• **SELECTED PASSAGE**:
— Start —

The actuator is arranged to move the locking pin 111 in the guide between a locked and an unlocked position.

It will also be appreciated that whilst the example of the present invention shown in Figure 4 shows the locking pin 111 aligned substantially parallel with the axis of rotation of the steering shaft, the angle of the pin 111 relative to the worm wheel 123 may be adjusted as required, to overcome any packaging constraints around the worm wheel 123.

In an alternative embodiment (not shown), the worm wheel 123 is secured to the steering shaft by a tolerance ring. The interaction between the steering shaft, tolerance ring and the worm wheel forms a friction clutch arrangement, providing the benefits of improved durability and performance as previously described. In this way, excessive loading of the steering system, for example during an attempted theft of the vehicle, will not result in damage to the worm wheel 123 or worm gear 126 and the steering system will remain intact but inoperative until the locking pin 111 is moved to the unlocked position.

In a preferred embodiment of the steering lock apparatus, the locking pin actuator is controlled by a lock controller (not shown). The lock controller is in communication with the EPAS motor assembly via the EPAS motor controller into which the lock controller may be integrated. The lock controller operates the actuator in response to an appropriate input from authorised user. This input may take the form of mechanical or electronic key that is unique to the vehicle or user and serves to identify an authorised user in the usual manner.

The lock controller is arranged to monitor a variety of vehicle parameters such as orientation of the steering wheel and whether the vehicle is in motion or not. The lock controller is provided with suitable means, such as a processor (not shown), to align a locking point on the worm wheel with the locking pin in response to a user input corresponding to a lock or unlock command. The lock controller aligns the locking point with the locking pin by controlling the EPAS motor to rotate the worm wheel to the desired position.

When the lock controller, receives a lock command, the processor is arranged to determine the position of the worm wheel relative to the locking pin and, by monitoring the output from a wheel rotation sensor mounted on at least one vehicle road wheel to determine that the vehicle is stationary, adjust the orientation of the worm wheel until a locking point is aligned with the locking pin. In this way, the engagement of the locking pin with the locking point is facilitated and wear of the locking pin and the locking point is minimised.

Preferably, the processor is arranged to align the locking point closest to the locking pin when the command is received, minimising the necessary displacement of the steering shaft by the motor.

— End —

• **EXERCISE REQUIREMENTS**:
1. Answer these from the steering lock passage:
(a) In the alternative embodiment, what secures the worm wheel 123 to the steering shaft?
(b) Which motor does the lock controller control to rotate the worm wheel to the desired position?
(c) Whose output does the processor monitor to determine that the vehicle is stationary?
2. Echo the steering lock passage between "When the lock" and "point is minimised.", inclusive.
3. Proceed with the steering lock passage, writing on from its final sentence.
The data that comes next has no connection to the steering lock passage.

• **SOURCE EXCERPT**:
— Start —

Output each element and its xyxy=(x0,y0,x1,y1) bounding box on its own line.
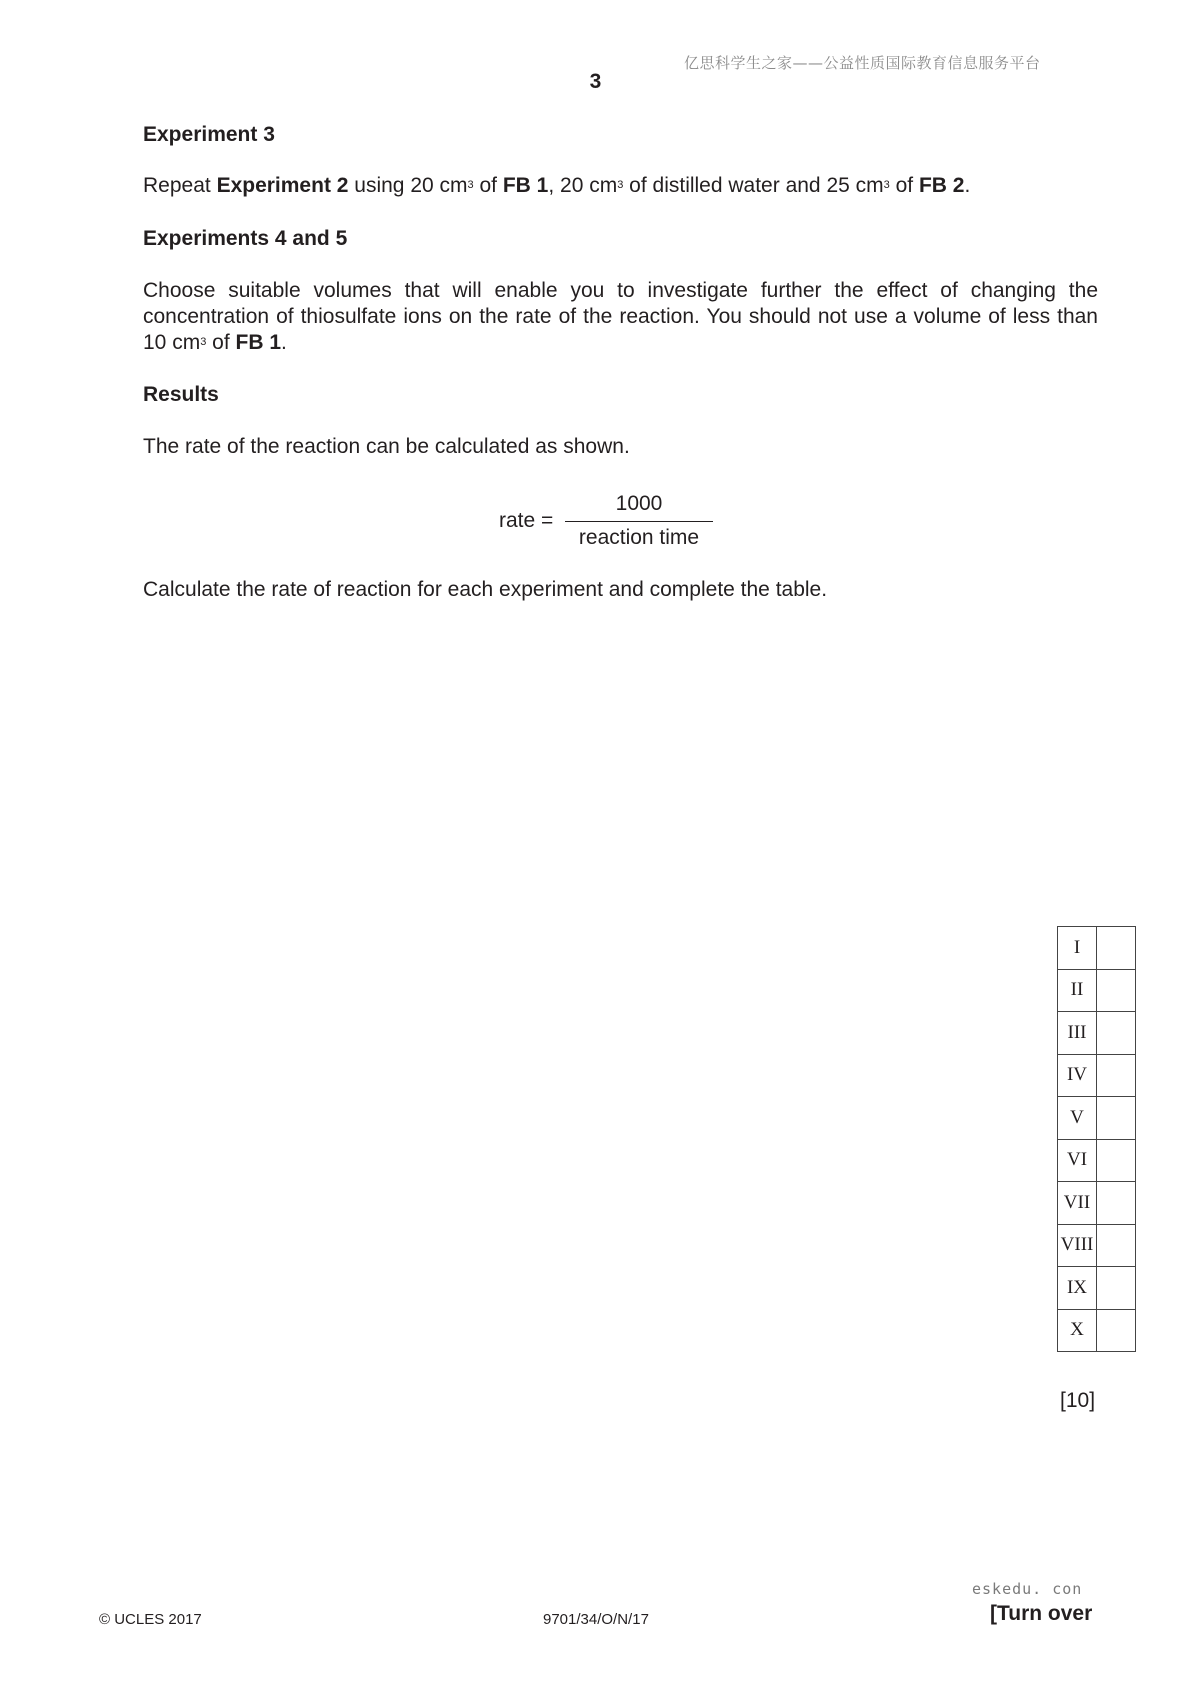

— End —

• **TASK-BY-TASK ANSWERS**:
1.
(a) A tolerance ring.
(b) The EPAS motor.
(c) A wheel rotation sensor mounted on at least one vehicle road wheel.

2.
When the lock controller, receives a lock command, the processor is arranged to determine the position of the worm wheel relative to the locking pin and, by monitoring the output from a wheel rotation sensor mounted on at least one vehicle road wheel to determine that the vehicle is stationary, adjust the orientation of the worm wheel until a locking point is aligned with the locking pin. In this way, the engagement of the locking pin with the locking point is facilitated and wear of the locking pin and the locking point is minimised.

3.
Upon receipt of an unlock command, the lock controller will determine that the vehicle is stationary from the output of the or each road wheel rotation sensor and then adjust the orientation of the worm wheel to align the engaged locking point with the locking pin. This to facilitates disengagement of the locking pin from the locking point and greatly reduces the effort required to extract the locking pin from a locking point, reducing power consumption and wear. In this way, any twisting loads applied to the steering system by the resilient sidewalls of the road tyres when the vehicle is stationary, will be compensated for and not cause the locking pin to bind in the locking point.

Other advantages will be apparent to one skilled in the art and the present examples and embodiments are to be considered illustrative and not restrictive.

The invention is not to be limited to the details given herein, but may be modified within the scope and equivalence of the appended claims.

Claims (20)

1. CLAIMS1. An apparatus for a vehicle steering system having a steering shaft, the apparatus comprising: a power steering unit having at least one rotational member coupled to the steering shaft; and locking means for locking rotation of the at least one rotational member thereby to lock rotation of the steering shaft relative to the vehicle.
2. 2. An apparatus as claimed in claim 1, wherein the power steering unit comprises: a worm wheel coupled to the steering shaft; and a worm gear arranged to cooperate with the worm wheel; wherein the locking means is arranged to lock rotation of the worm wheel thereby to lock rotation of the steering shaft relative to the vehicle.
3. 3. An apparatus as claimed in claim 2, wherein the locking means comprises: a locking pin; and a plurality of locking points disposed on the worm wheel; wherein the locking pin is arranged selectively to engage with one of the plurality of locking points thereby to lock rotation of the worm wheel.
4. 4. An apparatus as claimed in claim 3, wherein the longitudinal axis of the locking pin is substantially parallel with the axis of rotation of the steering shaft.
5. 5. An apparatus according to claim 3 or claim 4, wherein the locking pin is arranged to move between an unlocked position wherein the pin is not engaged in a locking point, and a locked position wherein the pin is engaged with a locking point.
6. 6. An apparatus according to claim 5, comprising actuator means for moving the pin between the locked and the unlocked position.
7. 7. An apparatus according to claim 6, comprising control means for controlling the actuator means.
8. 8. A steering lock apparatus according to claim 6 or claim 7, wherein the actuator means comprises a solenoid.
9. 9. An apparatus according to claim 6 or claim 7, wherein the actuator comprises a worm gear driven by a locking motor.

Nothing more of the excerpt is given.